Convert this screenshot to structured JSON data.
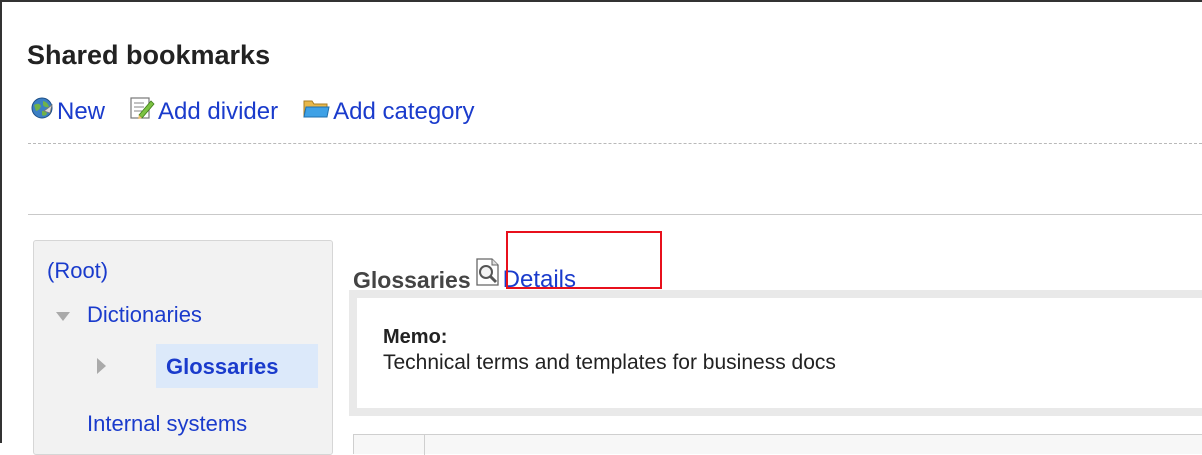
{
  "page": {
    "title": "Shared bookmarks"
  },
  "toolbar": {
    "new_label": "New",
    "add_divider_label": "Add divider",
    "add_category_label": "Add category"
  },
  "tree": {
    "root": "(Root)",
    "dictionaries": "Dictionaries",
    "glossaries": "Glossaries",
    "internal_systems": "Internal systems"
  },
  "category": {
    "title": "Glossaries",
    "details_label": "Details",
    "memo_label": "Memo:",
    "memo_text": "Technical terms and templates for business docs"
  },
  "colors": {
    "link": "#1a3bcc",
    "highlight": "#e8101c",
    "selected_bg": "#dce9fa"
  },
  "icons": [
    "globe-icon",
    "edit-divider-icon",
    "folder-icon",
    "details-magnifier-icon"
  ]
}
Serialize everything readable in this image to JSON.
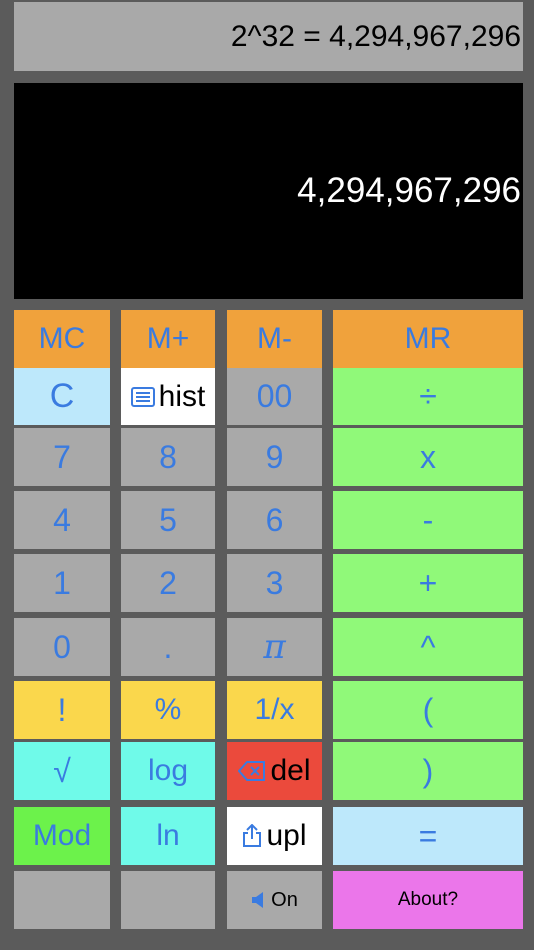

§ EXERCISE INSTRUCTIONS:
Repeat every record above exactly, but leave out any pictures.

§ RESULT FOR THIS EXERCISE:
Convert this screenshot to structured JSON data.
{
  "page": {
    "title": "Shared bookmarks"
  },
  "toolbar": {
    "new_label": "New",
    "add_divider_label": "Add divider",
    "add_category_label": "Add category"
  },
  "tree": {
    "root": "(Root)",
    "dictionaries": "Dictionaries",
    "glossaries": "Glossaries",
    "internal_systems": "Internal systems"
  },
  "category": {
    "title": "Glossaries",
    "details_label": "Details",
    "memo_label": "Memo:",
    "memo_text": "Technical terms and templates for business docs"
  },
  "colors": {
    "link": "#1a3bcc",
    "highlight": "#e8101c",
    "selected_bg": "#dce9fa"
  },
  "icons": [
    "globe-icon",
    "edit-divider-icon",
    "folder-icon",
    "details-magnifier-icon"
  ]
}
Serialize everything readable in this image to JSON.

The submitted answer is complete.